WHAT IS EXPECTED - Each line that follows is to be retyped exactly.

___ MATERIAL

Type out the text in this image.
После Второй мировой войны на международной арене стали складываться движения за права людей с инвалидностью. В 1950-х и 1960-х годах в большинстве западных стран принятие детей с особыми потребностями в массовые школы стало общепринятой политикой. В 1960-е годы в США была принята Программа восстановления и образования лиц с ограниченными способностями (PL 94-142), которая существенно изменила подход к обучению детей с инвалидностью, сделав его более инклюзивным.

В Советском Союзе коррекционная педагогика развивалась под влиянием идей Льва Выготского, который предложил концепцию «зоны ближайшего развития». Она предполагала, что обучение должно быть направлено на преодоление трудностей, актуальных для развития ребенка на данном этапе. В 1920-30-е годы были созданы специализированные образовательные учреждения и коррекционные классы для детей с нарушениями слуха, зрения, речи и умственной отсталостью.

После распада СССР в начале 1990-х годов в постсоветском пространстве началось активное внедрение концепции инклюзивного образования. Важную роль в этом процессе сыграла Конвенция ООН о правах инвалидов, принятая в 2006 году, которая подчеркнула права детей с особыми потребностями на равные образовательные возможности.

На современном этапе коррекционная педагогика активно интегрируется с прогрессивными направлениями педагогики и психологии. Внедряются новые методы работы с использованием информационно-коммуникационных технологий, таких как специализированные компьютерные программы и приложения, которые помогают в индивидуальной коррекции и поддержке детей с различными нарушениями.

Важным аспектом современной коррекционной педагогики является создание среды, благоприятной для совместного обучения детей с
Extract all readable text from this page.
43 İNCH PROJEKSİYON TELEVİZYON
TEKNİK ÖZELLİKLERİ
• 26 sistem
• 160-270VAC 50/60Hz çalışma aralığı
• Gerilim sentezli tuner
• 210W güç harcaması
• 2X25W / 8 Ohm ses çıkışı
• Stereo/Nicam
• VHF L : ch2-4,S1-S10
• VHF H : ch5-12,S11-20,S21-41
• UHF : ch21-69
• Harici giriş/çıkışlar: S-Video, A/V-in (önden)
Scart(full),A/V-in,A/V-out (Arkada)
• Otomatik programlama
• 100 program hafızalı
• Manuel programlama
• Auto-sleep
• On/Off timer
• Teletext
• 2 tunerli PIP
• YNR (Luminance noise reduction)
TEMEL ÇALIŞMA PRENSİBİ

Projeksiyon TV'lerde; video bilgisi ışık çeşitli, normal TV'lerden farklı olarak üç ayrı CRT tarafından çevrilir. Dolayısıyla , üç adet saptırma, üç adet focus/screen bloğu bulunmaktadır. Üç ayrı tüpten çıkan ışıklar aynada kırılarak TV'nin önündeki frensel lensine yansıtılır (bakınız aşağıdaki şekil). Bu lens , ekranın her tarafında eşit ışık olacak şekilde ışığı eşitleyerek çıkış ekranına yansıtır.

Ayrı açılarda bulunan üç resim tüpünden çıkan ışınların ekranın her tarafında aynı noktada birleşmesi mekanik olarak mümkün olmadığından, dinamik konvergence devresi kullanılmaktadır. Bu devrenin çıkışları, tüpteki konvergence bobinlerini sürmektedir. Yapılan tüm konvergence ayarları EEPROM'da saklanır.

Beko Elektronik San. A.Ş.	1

______

EXERCISE RESPONSE -
Type out the text in this image.
После Второй мировой войны на международной арене стали складываться движения за права людей с инвалидностью. В 1950-х и 1960-х годах в большинстве западных стран принятие детей с особыми потребностями в массовые школы стало общепринятой политикой. В 1960-е годы в США была принята Программа восстановления и образования лиц с ограниченными способностями (PL 94-142), которая существенно изменила подход к обучению детей с инвалидностью, сделав его более инклюзивным.

В Советском Союзе коррекционная педагогика развивалась под влиянием идей Льва Выготского, который предложил концепцию «зоны ближайшего развития». Она предполагала, что обучение должно быть направлено на преодоление трудностей, актуальных для развития ребенка на данном этапе. В 1920-30-е годы были созданы специализированные образовательные учреждения и коррекционные классы для детей с нарушениями слуха, зрения, речи и умственной отсталостью.

После распада СССР в начале 1990-х годов в постсоветском пространстве началось активное внедрение концепции инклюзивного образования. Важную роль в этом процессе сыграла Конвенция ООН о правах инвалидов, принятая в 2006 году, которая подчеркнула права детей с особыми потребностями на равные образовательные возможности.

На современном этапе коррекционная педагогика активно интегрируется с прогрессивными направлениями педагогики и психологии. Внедряются новые методы работы с использованием информационно-коммуникационных технологий, таких как специализированные компьютерные программы и приложения, которые помогают в индивидуальной коррекции и поддержке детей с различными нарушениями.

Важным аспектом современной коррекционной педагогики является создание среды, благоприятной для совместного обучения детей с
Extract all readable text from this page.
43 İNCH PROJEKSİYON TELEVİZYON
TEKNİK ÖZELLİKLERİ
• 26 sistem
• 160-270VAC 50/60Hz çalışma aralığı
• Gerilim sentezli tuner
• 210W güç harcaması
• 2X25W / 8 Ohm ses çıkışı
• Stereo/Nicam
• VHF L : ch2-4,S1-S10
• VHF H : ch5-12,S11-20,S21-41
• UHF : ch21-69
• Harici giriş/çıkışlar: S-Video, A/V-in (önden)
Scart(full),A/V-in,A/V-out (Arkada)
• Otomatik programlama
• 100 program hafızalı
• Manuel programlama
• Auto-sleep
• On/Off timer
• Teletext
• 2 tunerli PIP
• YNR (Luminance noise reduction)
TEMEL ÇALIŞMA PRENSİBİ

Projeksiyon TV'lerde; video bilgisi ışık çeşitli, normal TV'lerden farklı olarak üç ayrı CRT tarafından çevrilir. Dolayısıyla , üç adet saptırma, üç adet focus/screen bloğu bulunmaktadır. Üç ayrı tüpten çıkan ışıklar aynada kırılarak TV'nin önündeki frensel lensine yansıtılır (bakınız aşağıdaki şekil). Bu lens , ekranın her tarafında eşit ışık olacak şekilde ışığı eşitleyerek çıkış ekranına yansıtır.

Ayrı açılarda bulunan üç resim tüpünden çıkan ışınların ekranın her tarafında aynı noktada birleşmesi mekanik olarak mümkün olmadığından, dinamik konvergence devresi kullanılmaktadır. Bu devrenin çıkışları, tüpteki konvergence bobinlerini sürmektedir. Yapılan tüm konvergence ayarları EEPROM'da saklanır.

Beko Elektronik San. A.Ş.	1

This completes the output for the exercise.